■ **Brano**:
********

Incontro Marina il giorno seguente, sulla strada per Larrasoaña. Sta venendo in direzione opposta alla mia. Sta tornando indietro da Santiago, dopo essersela fatta tutta a piedi giá una volta. E’ di Bologna e dovreste sentire come pronuncia Ponferrada (qualcosa come ”Ponferaaasaaa“), mentre mi racconta di essersi persa piú di un volta, nel buio piú totale, senza libri-guida o mappe ad assisterla. E sí perché le frecce gialle e i cartelli “Camino de Santiago” li trovi solo se ci stai andando a Santiago. In direzione contraria, devi interpretare i segnali dell’andata, che talvolta rimangono nascosti per coloro che volessero tornare indietro a piedi. Marina ha la preparazione fisica di un’atleta. Si é divorata il cammino in una ventina di giorni. Ma, una volta a Santiago, é rimasta con la sensazione di non aver vinto nulla. E ha deciso di rifarselo al contrario, quasi fosse una penitenza. Quando poi ha finito per perdersi e perdersi, e poi perdersi ancora, allora sì, le è scattato qualcosa: stavolta si è sentita pellegrina.

********

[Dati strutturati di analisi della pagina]
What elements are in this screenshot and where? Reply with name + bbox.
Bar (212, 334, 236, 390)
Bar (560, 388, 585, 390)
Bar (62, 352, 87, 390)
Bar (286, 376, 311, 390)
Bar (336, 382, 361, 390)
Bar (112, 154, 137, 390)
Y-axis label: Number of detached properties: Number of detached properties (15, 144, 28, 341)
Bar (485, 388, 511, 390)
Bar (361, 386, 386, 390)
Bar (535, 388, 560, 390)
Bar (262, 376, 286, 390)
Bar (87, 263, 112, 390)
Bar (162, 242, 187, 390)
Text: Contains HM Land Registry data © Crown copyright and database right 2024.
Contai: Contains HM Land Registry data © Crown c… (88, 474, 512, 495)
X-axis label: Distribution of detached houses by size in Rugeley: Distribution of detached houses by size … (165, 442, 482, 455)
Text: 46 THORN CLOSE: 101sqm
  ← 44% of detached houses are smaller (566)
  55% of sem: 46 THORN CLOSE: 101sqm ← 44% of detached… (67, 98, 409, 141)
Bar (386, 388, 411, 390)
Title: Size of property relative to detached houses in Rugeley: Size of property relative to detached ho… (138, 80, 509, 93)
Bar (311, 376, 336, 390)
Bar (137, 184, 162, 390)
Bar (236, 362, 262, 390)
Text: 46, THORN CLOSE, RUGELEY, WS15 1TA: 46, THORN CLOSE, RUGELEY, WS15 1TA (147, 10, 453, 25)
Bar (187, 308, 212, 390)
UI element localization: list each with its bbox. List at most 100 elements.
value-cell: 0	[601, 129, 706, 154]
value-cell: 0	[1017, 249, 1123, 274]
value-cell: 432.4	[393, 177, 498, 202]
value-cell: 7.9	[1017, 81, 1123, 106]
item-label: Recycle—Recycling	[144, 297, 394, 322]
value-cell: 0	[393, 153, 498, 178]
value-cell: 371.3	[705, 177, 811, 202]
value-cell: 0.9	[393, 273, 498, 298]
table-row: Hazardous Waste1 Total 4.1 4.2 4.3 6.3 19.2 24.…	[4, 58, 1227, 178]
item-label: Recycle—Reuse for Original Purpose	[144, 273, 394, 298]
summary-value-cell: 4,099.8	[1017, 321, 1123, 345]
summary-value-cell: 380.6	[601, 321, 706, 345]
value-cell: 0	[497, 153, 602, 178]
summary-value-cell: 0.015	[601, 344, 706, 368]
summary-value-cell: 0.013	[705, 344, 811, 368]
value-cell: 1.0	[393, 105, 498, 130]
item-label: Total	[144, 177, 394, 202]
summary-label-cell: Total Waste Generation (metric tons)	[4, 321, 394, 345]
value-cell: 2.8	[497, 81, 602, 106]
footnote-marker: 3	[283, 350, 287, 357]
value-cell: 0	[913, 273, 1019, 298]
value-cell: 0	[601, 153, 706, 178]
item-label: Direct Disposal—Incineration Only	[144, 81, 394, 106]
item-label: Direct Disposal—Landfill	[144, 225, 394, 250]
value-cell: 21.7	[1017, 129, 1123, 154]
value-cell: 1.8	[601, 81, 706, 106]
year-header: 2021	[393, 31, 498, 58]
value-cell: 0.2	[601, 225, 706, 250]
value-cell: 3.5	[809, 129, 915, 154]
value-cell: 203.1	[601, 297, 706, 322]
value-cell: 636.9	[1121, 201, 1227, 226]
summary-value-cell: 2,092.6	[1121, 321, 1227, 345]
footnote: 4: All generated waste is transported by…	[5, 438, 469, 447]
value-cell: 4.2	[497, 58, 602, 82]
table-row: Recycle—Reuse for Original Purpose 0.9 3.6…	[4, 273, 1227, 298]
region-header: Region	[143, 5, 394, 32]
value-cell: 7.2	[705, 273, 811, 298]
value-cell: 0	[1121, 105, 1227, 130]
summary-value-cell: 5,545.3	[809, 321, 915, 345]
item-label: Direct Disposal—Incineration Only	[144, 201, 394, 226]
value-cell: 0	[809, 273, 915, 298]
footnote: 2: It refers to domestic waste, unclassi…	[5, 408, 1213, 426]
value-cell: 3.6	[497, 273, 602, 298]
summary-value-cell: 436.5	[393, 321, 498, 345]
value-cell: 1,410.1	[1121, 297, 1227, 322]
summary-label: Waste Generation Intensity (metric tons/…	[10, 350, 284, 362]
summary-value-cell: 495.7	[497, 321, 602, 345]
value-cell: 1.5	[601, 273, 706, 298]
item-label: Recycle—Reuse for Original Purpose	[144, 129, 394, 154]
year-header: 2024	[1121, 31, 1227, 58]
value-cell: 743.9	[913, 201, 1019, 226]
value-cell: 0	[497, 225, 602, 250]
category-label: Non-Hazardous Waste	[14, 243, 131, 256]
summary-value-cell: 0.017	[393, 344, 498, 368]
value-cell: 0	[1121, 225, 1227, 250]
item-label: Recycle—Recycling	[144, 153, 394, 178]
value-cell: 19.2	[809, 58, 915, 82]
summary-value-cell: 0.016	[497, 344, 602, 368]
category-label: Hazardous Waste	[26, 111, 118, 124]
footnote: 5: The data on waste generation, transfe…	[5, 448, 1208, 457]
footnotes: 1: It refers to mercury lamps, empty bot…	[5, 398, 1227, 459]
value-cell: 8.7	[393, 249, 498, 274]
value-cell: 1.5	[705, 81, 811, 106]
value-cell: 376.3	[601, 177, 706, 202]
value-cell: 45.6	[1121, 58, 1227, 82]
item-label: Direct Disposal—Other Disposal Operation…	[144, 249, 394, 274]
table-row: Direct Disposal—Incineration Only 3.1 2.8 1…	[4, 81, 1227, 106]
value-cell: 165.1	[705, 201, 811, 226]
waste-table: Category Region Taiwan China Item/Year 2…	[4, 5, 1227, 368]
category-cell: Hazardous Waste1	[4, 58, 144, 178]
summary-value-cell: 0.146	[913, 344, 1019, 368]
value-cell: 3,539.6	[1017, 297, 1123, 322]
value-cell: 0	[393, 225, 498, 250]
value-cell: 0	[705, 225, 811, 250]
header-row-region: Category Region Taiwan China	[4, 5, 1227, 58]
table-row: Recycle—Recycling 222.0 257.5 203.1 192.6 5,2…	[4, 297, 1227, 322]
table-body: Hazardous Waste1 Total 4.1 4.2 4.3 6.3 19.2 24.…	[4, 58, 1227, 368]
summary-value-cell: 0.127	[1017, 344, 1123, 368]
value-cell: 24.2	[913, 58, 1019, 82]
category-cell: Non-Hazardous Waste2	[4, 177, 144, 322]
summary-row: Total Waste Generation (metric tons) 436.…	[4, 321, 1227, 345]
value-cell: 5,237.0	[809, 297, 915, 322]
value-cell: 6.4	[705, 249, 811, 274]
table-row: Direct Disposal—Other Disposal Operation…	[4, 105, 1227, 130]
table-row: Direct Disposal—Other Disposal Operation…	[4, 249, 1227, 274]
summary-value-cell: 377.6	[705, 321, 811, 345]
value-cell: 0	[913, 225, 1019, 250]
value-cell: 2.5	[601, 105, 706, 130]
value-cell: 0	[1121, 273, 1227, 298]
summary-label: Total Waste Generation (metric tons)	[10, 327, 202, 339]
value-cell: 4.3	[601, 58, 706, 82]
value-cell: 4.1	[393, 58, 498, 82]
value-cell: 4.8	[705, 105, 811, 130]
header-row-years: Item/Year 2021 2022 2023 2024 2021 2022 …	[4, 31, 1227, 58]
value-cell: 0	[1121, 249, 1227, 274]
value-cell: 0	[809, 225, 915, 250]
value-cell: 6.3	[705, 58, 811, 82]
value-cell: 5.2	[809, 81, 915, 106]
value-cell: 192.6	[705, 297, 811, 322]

********

■ **Esercizio 1**: Riassumi in due frasi il brano su Marina.
■ **Esercizio 2**: Secondo il brano su Marina, in quanti giorni lei aveva percorso il cammino la prima volta?
■ **Esercizio 3**: Scrivi, per favore, il seguito del brano su Marina, ripartendo dopo la sua ultima frase.

■ **Risultato 1**: Marina, di Bologna, sta tornando a piedi da Santiago in direzione opposta e si è persa più volte, perché le frecce gialle e i cartelli si trovano solo andando verso Santiago. Dopo aver divorato il cammino in una ventina di giorni senza sentire di aver vinto nulla, ha deciso di rifarlo al contrario, e solo perdendosi si è sentita pellegrina.

■ **Risultato 2**: In una ventina di giorni.

■ **Risultato 3**:
Garith mi diceva di aver provato a parlare da solo ad alta voce, lungo il Cammino, e di essere riuscito anche a non fingere, dopo un po’. Ho conosciuto Garith, Jan e Stan la sera prima a Roncisavalle, dividendo con loro la camerata del dormitorio. Due slovacchi e un americano. Giovanissimi studenti, forse sono qui perche’ hanno tutta la vita davanti ma non possono metterci una vita a capire che cosa vogliono fare “da grandi”. Il Cammino e’ un’Interrogazione.
Facciamo strada nelle vene del bosco, al suono di bastoni e racchette, e viviamo in una specie di meditazione dei piedi. Il piede e il passo sono una buona unita’ di misura del tempo presente. Qualcuno dice ”Camino clears your mind“. Di certo, qui nel presente, sgombro dalle faccenducole o dalle gravi incombenze, c’é una feritoia concreta di Durata: Passato, Presente e Futuro. Sembra complicato ma non lo é. E’ la fisiologia del camminare. E’ ecologia della mente. Sentire, pensare, desiderare. Magari esserne sempre all’altezza.

Ma il Cammino attraversa anche il “paese reale”, le cittá, il lavoro, il turismo. Sulla strada che porta da Larrasoaña a Pamplona, mi dicono che tutto il circuito d’accoglienza per i pellegrini é in serrata totale, per la feria di San Firmín. Poi uno dei frequentatori della calle, sempre molto disponibili coi viandanti, mi dá la dritta: “hay un albergue abierto” (cosí si chiamano qui i rifugi-ostello per i pellegrini). Dunque proseguo. A Pamplona impazzano le fanfare di S.Firmín, mentre una fiumana di gente, vestita di bianco e rosso, stipa completamente le vie della cittá. In questo pugno di giorni infernali hanno luogo los ensierros, le corse dei tori. In questa vitalistica follia, difficile da accettare per una sensibilitá mediamente politically correct, ma sentitissima dalla gente del posto, Hemingway aveva visto la seduttivitá di un Teatro della Crudeltá, in cui duellano l’anima e il sangue.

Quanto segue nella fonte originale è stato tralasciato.